_EXERCISE AIM_
Copy every line with the string "BALANCE" in it.

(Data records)
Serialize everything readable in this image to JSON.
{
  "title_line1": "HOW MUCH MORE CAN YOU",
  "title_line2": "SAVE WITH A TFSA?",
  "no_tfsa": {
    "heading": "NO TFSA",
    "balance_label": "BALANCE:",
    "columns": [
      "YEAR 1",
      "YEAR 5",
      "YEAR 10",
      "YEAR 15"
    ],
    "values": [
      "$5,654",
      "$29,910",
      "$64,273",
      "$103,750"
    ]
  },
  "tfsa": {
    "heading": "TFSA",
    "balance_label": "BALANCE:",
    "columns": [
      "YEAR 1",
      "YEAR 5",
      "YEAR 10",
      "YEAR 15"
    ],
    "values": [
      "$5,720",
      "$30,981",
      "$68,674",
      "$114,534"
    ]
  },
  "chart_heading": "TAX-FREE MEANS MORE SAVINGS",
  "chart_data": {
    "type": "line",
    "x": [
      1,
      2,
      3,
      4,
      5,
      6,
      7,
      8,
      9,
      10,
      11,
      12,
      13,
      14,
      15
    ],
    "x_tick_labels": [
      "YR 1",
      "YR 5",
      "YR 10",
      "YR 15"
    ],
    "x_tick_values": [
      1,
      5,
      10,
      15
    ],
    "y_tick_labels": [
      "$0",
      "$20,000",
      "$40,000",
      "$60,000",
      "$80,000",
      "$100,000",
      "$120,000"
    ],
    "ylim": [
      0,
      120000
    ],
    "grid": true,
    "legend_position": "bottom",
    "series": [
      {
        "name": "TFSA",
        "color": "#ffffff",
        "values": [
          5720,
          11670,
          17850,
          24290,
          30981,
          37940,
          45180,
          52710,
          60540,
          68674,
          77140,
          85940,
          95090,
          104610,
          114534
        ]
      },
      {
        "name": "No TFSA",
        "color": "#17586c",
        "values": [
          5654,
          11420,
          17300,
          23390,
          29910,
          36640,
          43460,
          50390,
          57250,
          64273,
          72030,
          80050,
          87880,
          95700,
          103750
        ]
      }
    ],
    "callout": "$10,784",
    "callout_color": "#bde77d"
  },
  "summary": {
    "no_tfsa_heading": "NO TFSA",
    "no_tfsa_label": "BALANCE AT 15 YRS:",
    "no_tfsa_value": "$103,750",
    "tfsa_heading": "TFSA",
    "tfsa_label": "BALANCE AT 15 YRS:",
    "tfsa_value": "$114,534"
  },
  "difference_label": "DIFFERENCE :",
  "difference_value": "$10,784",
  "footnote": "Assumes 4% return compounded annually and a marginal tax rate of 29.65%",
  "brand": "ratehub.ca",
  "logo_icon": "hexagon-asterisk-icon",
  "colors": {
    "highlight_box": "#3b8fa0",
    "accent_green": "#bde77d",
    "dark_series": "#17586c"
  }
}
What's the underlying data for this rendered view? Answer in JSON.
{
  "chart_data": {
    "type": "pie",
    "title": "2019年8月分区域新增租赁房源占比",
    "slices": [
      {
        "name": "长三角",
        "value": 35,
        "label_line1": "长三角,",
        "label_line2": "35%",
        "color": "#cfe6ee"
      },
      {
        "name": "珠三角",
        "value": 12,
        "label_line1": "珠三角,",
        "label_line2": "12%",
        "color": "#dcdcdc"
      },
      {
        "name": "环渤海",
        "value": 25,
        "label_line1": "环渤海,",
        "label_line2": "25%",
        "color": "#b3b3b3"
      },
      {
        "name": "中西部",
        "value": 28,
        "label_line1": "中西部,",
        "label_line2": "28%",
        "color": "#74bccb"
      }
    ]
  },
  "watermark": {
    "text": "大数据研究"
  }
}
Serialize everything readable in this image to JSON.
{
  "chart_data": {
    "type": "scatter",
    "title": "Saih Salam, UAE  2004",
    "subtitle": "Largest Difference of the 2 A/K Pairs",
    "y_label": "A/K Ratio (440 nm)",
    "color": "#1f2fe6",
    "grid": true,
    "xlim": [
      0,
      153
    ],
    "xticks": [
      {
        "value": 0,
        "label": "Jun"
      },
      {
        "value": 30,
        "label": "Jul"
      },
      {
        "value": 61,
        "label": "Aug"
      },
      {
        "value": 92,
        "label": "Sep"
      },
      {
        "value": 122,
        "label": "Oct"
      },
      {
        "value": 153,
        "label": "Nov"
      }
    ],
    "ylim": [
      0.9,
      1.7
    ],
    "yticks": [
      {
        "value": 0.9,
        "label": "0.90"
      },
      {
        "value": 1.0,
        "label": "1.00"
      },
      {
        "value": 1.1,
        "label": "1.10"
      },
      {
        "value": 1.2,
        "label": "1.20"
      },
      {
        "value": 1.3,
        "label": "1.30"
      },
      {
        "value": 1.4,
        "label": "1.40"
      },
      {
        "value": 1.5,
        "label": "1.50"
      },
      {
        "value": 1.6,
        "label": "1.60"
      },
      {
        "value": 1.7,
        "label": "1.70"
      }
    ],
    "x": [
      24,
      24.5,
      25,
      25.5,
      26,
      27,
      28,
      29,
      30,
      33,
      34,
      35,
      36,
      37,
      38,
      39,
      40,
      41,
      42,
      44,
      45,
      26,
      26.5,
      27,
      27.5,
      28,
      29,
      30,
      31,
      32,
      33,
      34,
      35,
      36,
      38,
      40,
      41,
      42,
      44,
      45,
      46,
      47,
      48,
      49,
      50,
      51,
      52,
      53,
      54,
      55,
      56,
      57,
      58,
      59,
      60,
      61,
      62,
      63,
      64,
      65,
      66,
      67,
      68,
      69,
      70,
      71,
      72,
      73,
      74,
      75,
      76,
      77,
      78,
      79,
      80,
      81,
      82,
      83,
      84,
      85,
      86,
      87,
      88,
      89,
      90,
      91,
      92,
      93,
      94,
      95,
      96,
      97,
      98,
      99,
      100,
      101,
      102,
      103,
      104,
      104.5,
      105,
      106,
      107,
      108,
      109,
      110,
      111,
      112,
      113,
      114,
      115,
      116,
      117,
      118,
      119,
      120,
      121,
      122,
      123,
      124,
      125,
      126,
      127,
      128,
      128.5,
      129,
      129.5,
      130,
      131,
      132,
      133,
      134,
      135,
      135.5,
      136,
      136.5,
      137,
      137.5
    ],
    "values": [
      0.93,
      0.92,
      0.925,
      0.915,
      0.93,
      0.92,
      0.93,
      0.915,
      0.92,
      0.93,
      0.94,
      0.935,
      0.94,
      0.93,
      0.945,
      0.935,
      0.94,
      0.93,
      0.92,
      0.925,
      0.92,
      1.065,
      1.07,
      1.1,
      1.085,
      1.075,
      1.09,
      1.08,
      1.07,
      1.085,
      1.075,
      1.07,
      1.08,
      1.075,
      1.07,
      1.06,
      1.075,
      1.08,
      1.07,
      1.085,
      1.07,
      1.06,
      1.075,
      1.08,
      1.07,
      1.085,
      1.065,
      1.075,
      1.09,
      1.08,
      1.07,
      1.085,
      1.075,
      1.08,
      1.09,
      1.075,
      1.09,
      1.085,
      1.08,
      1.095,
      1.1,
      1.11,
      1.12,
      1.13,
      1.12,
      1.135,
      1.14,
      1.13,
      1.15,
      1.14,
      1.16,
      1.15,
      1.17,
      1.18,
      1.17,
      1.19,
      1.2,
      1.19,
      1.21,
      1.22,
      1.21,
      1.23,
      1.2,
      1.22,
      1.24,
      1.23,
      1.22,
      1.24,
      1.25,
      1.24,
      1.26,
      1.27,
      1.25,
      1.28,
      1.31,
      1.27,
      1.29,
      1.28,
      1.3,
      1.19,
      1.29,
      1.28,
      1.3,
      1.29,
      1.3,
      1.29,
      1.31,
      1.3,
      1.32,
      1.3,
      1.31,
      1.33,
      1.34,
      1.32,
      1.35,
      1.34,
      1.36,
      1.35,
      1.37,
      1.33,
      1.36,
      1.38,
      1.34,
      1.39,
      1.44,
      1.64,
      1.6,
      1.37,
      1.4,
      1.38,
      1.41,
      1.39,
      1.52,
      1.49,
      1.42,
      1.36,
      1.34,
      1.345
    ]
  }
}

_FINISHED TASK_
    "balance_label": "BALANCE:",
    "balance_label": "BALANCE:",
    "no_tfsa_label": "BALANCE AT 15 YRS:",
    "tfsa_label": "BALANCE AT 15 YRS:",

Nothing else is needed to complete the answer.